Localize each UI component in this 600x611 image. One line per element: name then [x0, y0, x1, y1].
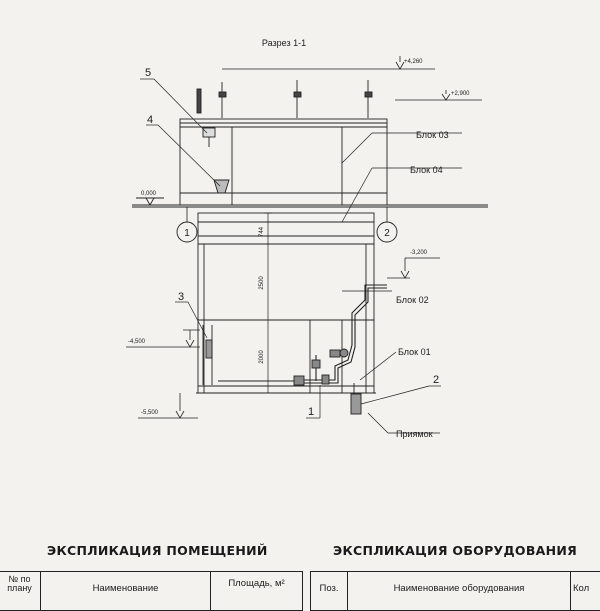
level-block02-label: -3,200 [410, 250, 428, 256]
block-04-label: Блок 04 [410, 165, 443, 175]
ground-line [132, 198, 488, 207]
dim-2500: 2500 [259, 276, 265, 290]
block-02-label: Блок 02 [396, 295, 429, 305]
equipment-col-name: Наименование оборудования [348, 572, 571, 611]
equipment-col-qty: Кол [571, 572, 600, 611]
level-mark-block02 [387, 258, 440, 278]
pit-label: Приямок [396, 429, 433, 439]
callout-3: 3 [178, 291, 184, 303]
block-03-label: Блок 03 [416, 130, 449, 140]
equipment-heading: ЭКСПЛИКАЦИЯ ОБОРУДОВАНИЯ [333, 543, 577, 558]
dim-2000: 2000 [259, 350, 265, 364]
pit-structure [198, 213, 374, 393]
callout-1: 1 [308, 406, 314, 418]
upper-module [180, 127, 387, 205]
rooms-heading: ЭКСПЛИКАЦИЯ ПОМЕЩЕНИЙ [47, 543, 268, 558]
dimension-chain [264, 213, 272, 393]
rooms-col-name: Наименование [41, 572, 211, 611]
level-block01-label: -4,500 [128, 339, 146, 345]
callout-5: 5 [145, 67, 151, 79]
level-bottom-label: -5,500 [141, 410, 159, 416]
equipment-col-pos: Поз. [311, 572, 348, 611]
rooms-col-area: Площадь, м² [211, 572, 303, 611]
pipework [218, 285, 387, 383]
equipment-table: Поз. Наименование оборудования Кол [310, 571, 600, 611]
rooms-table: № по плану Наименование Площадь, м² [0, 571, 303, 611]
level-roof-label: +2,900 [451, 91, 470, 97]
axis-1-label: 1 [184, 228, 190, 239]
section-title: Разрез 1-1 [262, 38, 306, 48]
callout-2: 2 [433, 374, 439, 386]
rooms-col-number: № по плану [0, 572, 41, 611]
sump-pump [351, 383, 361, 414]
callout-4: 4 [147, 114, 153, 126]
level-ground-label: 0,000 [141, 191, 157, 197]
level-top-label: +4,260 [404, 59, 423, 65]
dim-744: 744 [259, 226, 265, 237]
block-01-label: Блок 01 [398, 347, 431, 357]
roof-vents [197, 80, 372, 118]
axis-2-label: 2 [384, 228, 390, 239]
roof-slab [180, 119, 387, 127]
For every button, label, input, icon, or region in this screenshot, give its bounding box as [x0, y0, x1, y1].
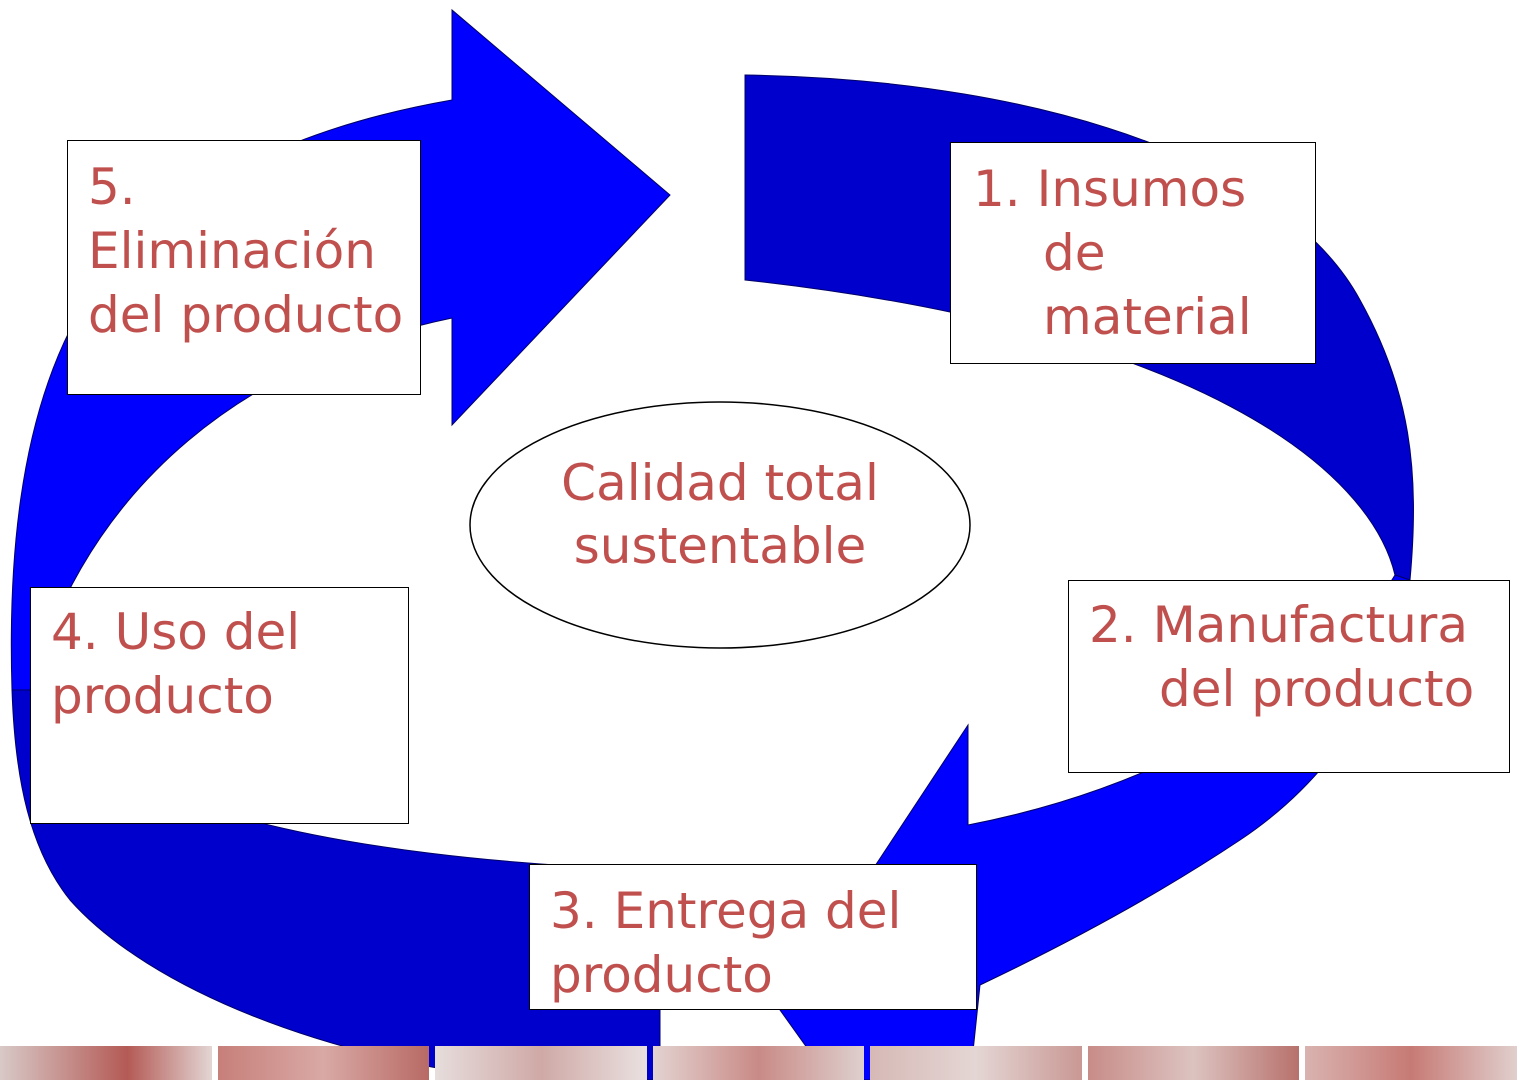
arrow-segment-bottom [11, 689, 661, 1080]
step-5-line-3: del producto [88, 286, 404, 344]
step-4-box: 4. Uso del producto [30, 587, 409, 824]
center-ellipse [469, 401, 971, 649]
step-1-line-3: material [1043, 288, 1252, 346]
step-3-line-1: 3. Entrega del [550, 882, 902, 940]
step-1-box: 1. Insumos de material [950, 142, 1316, 364]
center-label-line-2: sustentable [573, 517, 867, 575]
step-3-line-2: producto [550, 946, 773, 1004]
footer-photo [435, 1046, 647, 1080]
footer-photo [870, 1046, 1082, 1080]
footer-photo [1087, 1046, 1300, 1080]
footer-photo [1305, 1046, 1517, 1080]
step-5-line-2: Eliminación [88, 222, 376, 280]
step-5-line-1: 5. [88, 158, 136, 216]
footer-photo [0, 1046, 212, 1080]
footer-photo [217, 1046, 430, 1080]
step-4-line-2: producto [51, 667, 274, 725]
center-label: Calidad total sustentable [470, 452, 970, 578]
center-label-line-1: Calidad total [561, 454, 879, 512]
footer-photo-strip [0, 1046, 1517, 1080]
step-2-box: 2. Manufactura del producto [1068, 580, 1510, 773]
footer-photo [652, 1046, 865, 1080]
step-1-line-1: 1. Insumos [973, 160, 1247, 218]
step-2-line-1: 2. Manufactura [1089, 596, 1468, 654]
step-5-box: 5. Eliminación del producto [67, 140, 421, 395]
step-2-line-2: del producto [1159, 660, 1475, 718]
step-3-box: 3. Entrega del producto [529, 864, 977, 1010]
step-1-line-2: de [1043, 224, 1106, 282]
step-4-line-1: 4. Uso del [51, 603, 301, 661]
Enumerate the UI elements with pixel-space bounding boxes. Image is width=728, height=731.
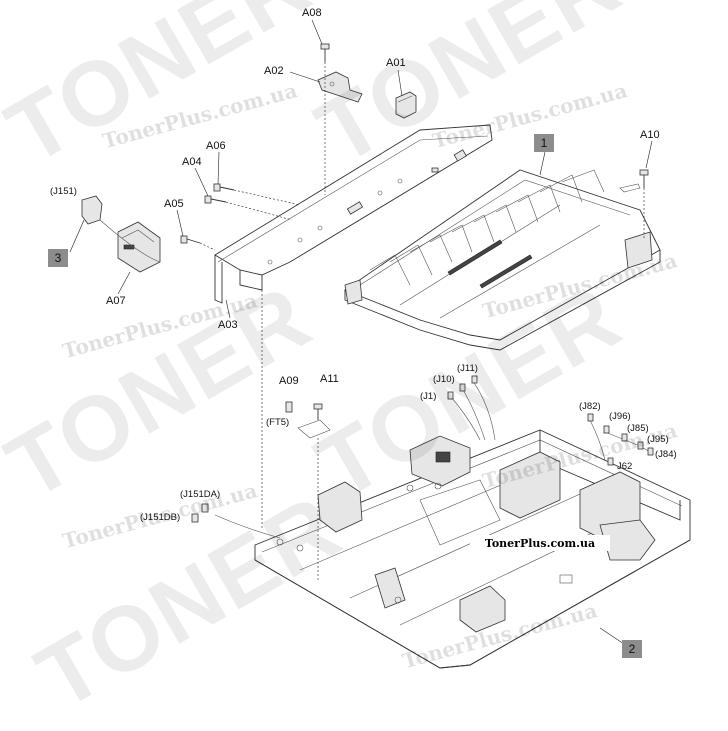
lower-chassis-assembly — [214, 429, 691, 669]
callout-a10: A10 — [640, 129, 660, 141]
callout-a07: A07 — [106, 295, 126, 307]
upper-frame-rail — [214, 124, 493, 304]
callout-a04: A04 — [182, 156, 202, 168]
callout-ft5: (FT5) — [266, 417, 290, 428]
connector-j151 — [81, 195, 161, 263]
item-label-3: 3 — [48, 249, 68, 267]
screw-a11 — [313, 403, 323, 420]
callout-a06: A06 — [206, 140, 226, 152]
item-label-2: 2 — [622, 640, 642, 658]
item-label-1: 1 — [534, 134, 554, 152]
callout-j151db: (J151DB) — [140, 512, 181, 523]
callout-j96: (J96) — [609, 411, 631, 422]
site-label: TonerPlus.com.ua — [470, 535, 610, 551]
callout-a09: A09 — [279, 375, 299, 387]
leader-lines — [69, 19, 653, 649]
callout-j151: (J151) — [50, 186, 77, 197]
connector-cover-a07 — [117, 221, 161, 273]
screw-a05 — [180, 235, 201, 244]
callout-a08: A08 — [302, 7, 322, 19]
screw-a10 — [619, 169, 649, 240]
callout-j82: (J82) — [579, 401, 601, 412]
connector-a09 — [285, 401, 293, 413]
callout-a03: A03 — [218, 319, 238, 331]
callout-j1: (J1) — [420, 391, 437, 402]
callout-a02: A02 — [264, 65, 284, 77]
output-tray-assembly — [344, 169, 661, 351]
plate-a02 — [317, 71, 363, 103]
screw-a04 — [204, 195, 227, 204]
harness-leads — [447, 375, 654, 466]
screw-a06 — [213, 183, 235, 192]
callout-j10: (J10) — [433, 374, 455, 385]
callout-j84: (J84) — [655, 449, 677, 460]
callout-a05: A05 — [164, 198, 184, 210]
callout-j11: (J11) — [457, 363, 478, 374]
callout-j85: (J85) — [627, 423, 649, 434]
callout-a01: A01 — [386, 57, 406, 69]
callout-j62: J62 — [617, 461, 633, 472]
bracket-a01 — [395, 91, 417, 119]
exploded-parts-diagram — [69, 19, 691, 669]
callout-j95: (J95) — [647, 434, 669, 445]
connector-j151da-db — [191, 503, 209, 523]
callout-a11: A11 — [320, 373, 339, 385]
screw-a08 — [320, 43, 330, 62]
callout-j151da: (J151DA) — [180, 489, 221, 500]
· · ·
| Exercise directions |
Copy every item above line for line without any changes, and leave out the pictures.

| Solution below |
Localize each UI component in this 600x611 image. One line per element: name then [x0, y0, x1, y1].
level-block02-label: -3,200 [410, 250, 428, 256]
block-04-label: Блок 04 [410, 165, 443, 175]
ground-line [132, 198, 488, 207]
dim-2500: 2500 [259, 276, 265, 290]
block-02-label: Блок 02 [396, 295, 429, 305]
equipment-col-name: Наименование оборудования [348, 572, 571, 611]
equipment-col-qty: Кол [571, 572, 600, 611]
level-mark-block02 [387, 258, 440, 278]
pit-label: Приямок [396, 429, 433, 439]
callout-3: 3 [178, 291, 184, 303]
block-03-label: Блок 03 [416, 130, 449, 140]
equipment-heading: ЭКСПЛИКАЦИЯ ОБОРУДОВАНИЯ [333, 543, 577, 558]
dim-2000: 2000 [259, 350, 265, 364]
pit-structure [198, 213, 374, 393]
callout-1: 1 [308, 406, 314, 418]
upper-module [180, 127, 387, 205]
rooms-heading: ЭКСПЛИКАЦИЯ ПОМЕЩЕНИЙ [47, 543, 268, 558]
dimension-chain [264, 213, 272, 393]
rooms-col-name: Наименование [41, 572, 211, 611]
level-block01-label: -4,500 [128, 339, 146, 345]
callout-5: 5 [145, 67, 151, 79]
level-bottom-label: -5,500 [141, 410, 159, 416]
equipment-col-pos: Поз. [311, 572, 348, 611]
rooms-col-area: Площадь, м² [211, 572, 303, 611]
pipework [218, 285, 387, 383]
equipment-table: Поз. Наименование оборудования Кол [310, 571, 600, 611]
rooms-table: № по плану Наименование Площадь, м² [0, 571, 303, 611]
level-roof-label: +2,900 [451, 91, 470, 97]
axis-1-label: 1 [184, 228, 190, 239]
section-title: Разрез 1-1 [262, 38, 306, 48]
callout-2: 2 [433, 374, 439, 386]
rooms-col-number: № по плану [0, 572, 41, 611]
sump-pump [351, 383, 361, 414]
callout-4: 4 [147, 114, 153, 126]
level-ground-label: 0,000 [141, 191, 157, 197]
level-top-label: +4,260 [404, 59, 423, 65]
dim-744: 744 [259, 226, 265, 237]
block-01-label: Блок 01 [398, 347, 431, 357]
roof-vents [197, 80, 372, 118]
axis-2-label: 2 [384, 228, 390, 239]
roof-slab [180, 119, 387, 127]
For every button, label, input, icon, or region in this screenshot, give its bounding box as [x0, y0, x1, y1].
arrow-segment-bottom [11, 689, 661, 1080]
step-5-line-3: del producto [88, 286, 404, 344]
step-4-box: 4. Uso del producto [30, 587, 409, 824]
center-ellipse [469, 401, 971, 649]
step-1-line-3: material [1043, 288, 1252, 346]
step-3-line-1: 3. Entrega del [550, 882, 902, 940]
step-1-box: 1. Insumos de material [950, 142, 1316, 364]
center-label-line-2: sustentable [573, 517, 867, 575]
step-3-line-2: producto [550, 946, 773, 1004]
footer-photo [435, 1046, 647, 1080]
footer-photo [870, 1046, 1082, 1080]
footer-photo [1087, 1046, 1300, 1080]
footer-photo [1305, 1046, 1517, 1080]
step-5-line-2: Eliminación [88, 222, 376, 280]
step-5-line-1: 5. [88, 158, 136, 216]
footer-photo [0, 1046, 212, 1080]
footer-photo [217, 1046, 430, 1080]
step-4-line-2: producto [51, 667, 274, 725]
center-label: Calidad total sustentable [470, 452, 970, 578]
center-label-line-1: Calidad total [561, 454, 879, 512]
footer-photo-strip [0, 1046, 1517, 1080]
step-2-box: 2. Manufactura del producto [1068, 580, 1510, 773]
footer-photo [652, 1046, 865, 1080]
step-1-line-1: 1. Insumos [973, 160, 1247, 218]
step-2-line-1: 2. Manufactura [1089, 596, 1468, 654]
step-5-box: 5. Eliminación del producto [67, 140, 421, 395]
step-2-line-2: del producto [1159, 660, 1475, 718]
step-3-box: 3. Entrega del producto [529, 864, 977, 1010]
step-1-line-2: de [1043, 224, 1106, 282]
step-4-line-1: 4. Uso del [51, 603, 301, 661]
Enumerate the UI elements with pixel-space bounding boxes. Image is width=728, height=731.
lower-chassis-assembly — [214, 429, 691, 669]
callout-a10: A10 — [640, 129, 660, 141]
callout-a07: A07 — [106, 295, 126, 307]
upper-frame-rail — [214, 124, 493, 304]
callout-a04: A04 — [182, 156, 202, 168]
callout-ft5: (FT5) — [266, 417, 290, 428]
connector-j151 — [81, 195, 161, 263]
item-label-3: 3 — [48, 249, 68, 267]
screw-a11 — [313, 403, 323, 420]
callout-a06: A06 — [206, 140, 226, 152]
item-label-2: 2 — [622, 640, 642, 658]
item-label-1: 1 — [534, 134, 554, 152]
callout-j151db: (J151DB) — [140, 512, 181, 523]
callout-j96: (J96) — [609, 411, 631, 422]
site-label: TonerPlus.com.ua — [470, 535, 610, 551]
callout-a09: A09 — [279, 375, 299, 387]
leader-lines — [69, 19, 653, 649]
callout-j151: (J151) — [50, 186, 77, 197]
connector-cover-a07 — [117, 221, 161, 273]
screw-a05 — [180, 235, 201, 244]
callout-a08: A08 — [302, 7, 322, 19]
screw-a10 — [619, 169, 649, 240]
callout-j82: (J82) — [579, 401, 601, 412]
connector-a09 — [285, 401, 293, 413]
callout-a03: A03 — [218, 319, 238, 331]
callout-j1: (J1) — [420, 391, 437, 402]
callout-a02: A02 — [264, 65, 284, 77]
output-tray-assembly — [344, 169, 661, 351]
plate-a02 — [317, 71, 363, 103]
screw-a04 — [204, 195, 227, 204]
harness-leads — [447, 375, 654, 466]
screw-a06 — [213, 183, 235, 192]
callout-j10: (J10) — [433, 374, 455, 385]
callout-j84: (J84) — [655, 449, 677, 460]
callout-a05: A05 — [164, 198, 184, 210]
callout-j11: (J11) — [457, 363, 478, 374]
callout-j85: (J85) — [627, 423, 649, 434]
callout-a01: A01 — [386, 57, 406, 69]
callout-j62: J62 — [617, 461, 633, 472]
bracket-a01 — [395, 91, 417, 119]
exploded-parts-diagram — [69, 19, 691, 669]
callout-j95: (J95) — [647, 434, 669, 445]
connector-j151da-db — [191, 503, 209, 523]
callout-a11: A11 — [320, 373, 339, 385]
screw-a08 — [320, 43, 330, 62]
callout-j151da: (J151DA) — [180, 489, 221, 500]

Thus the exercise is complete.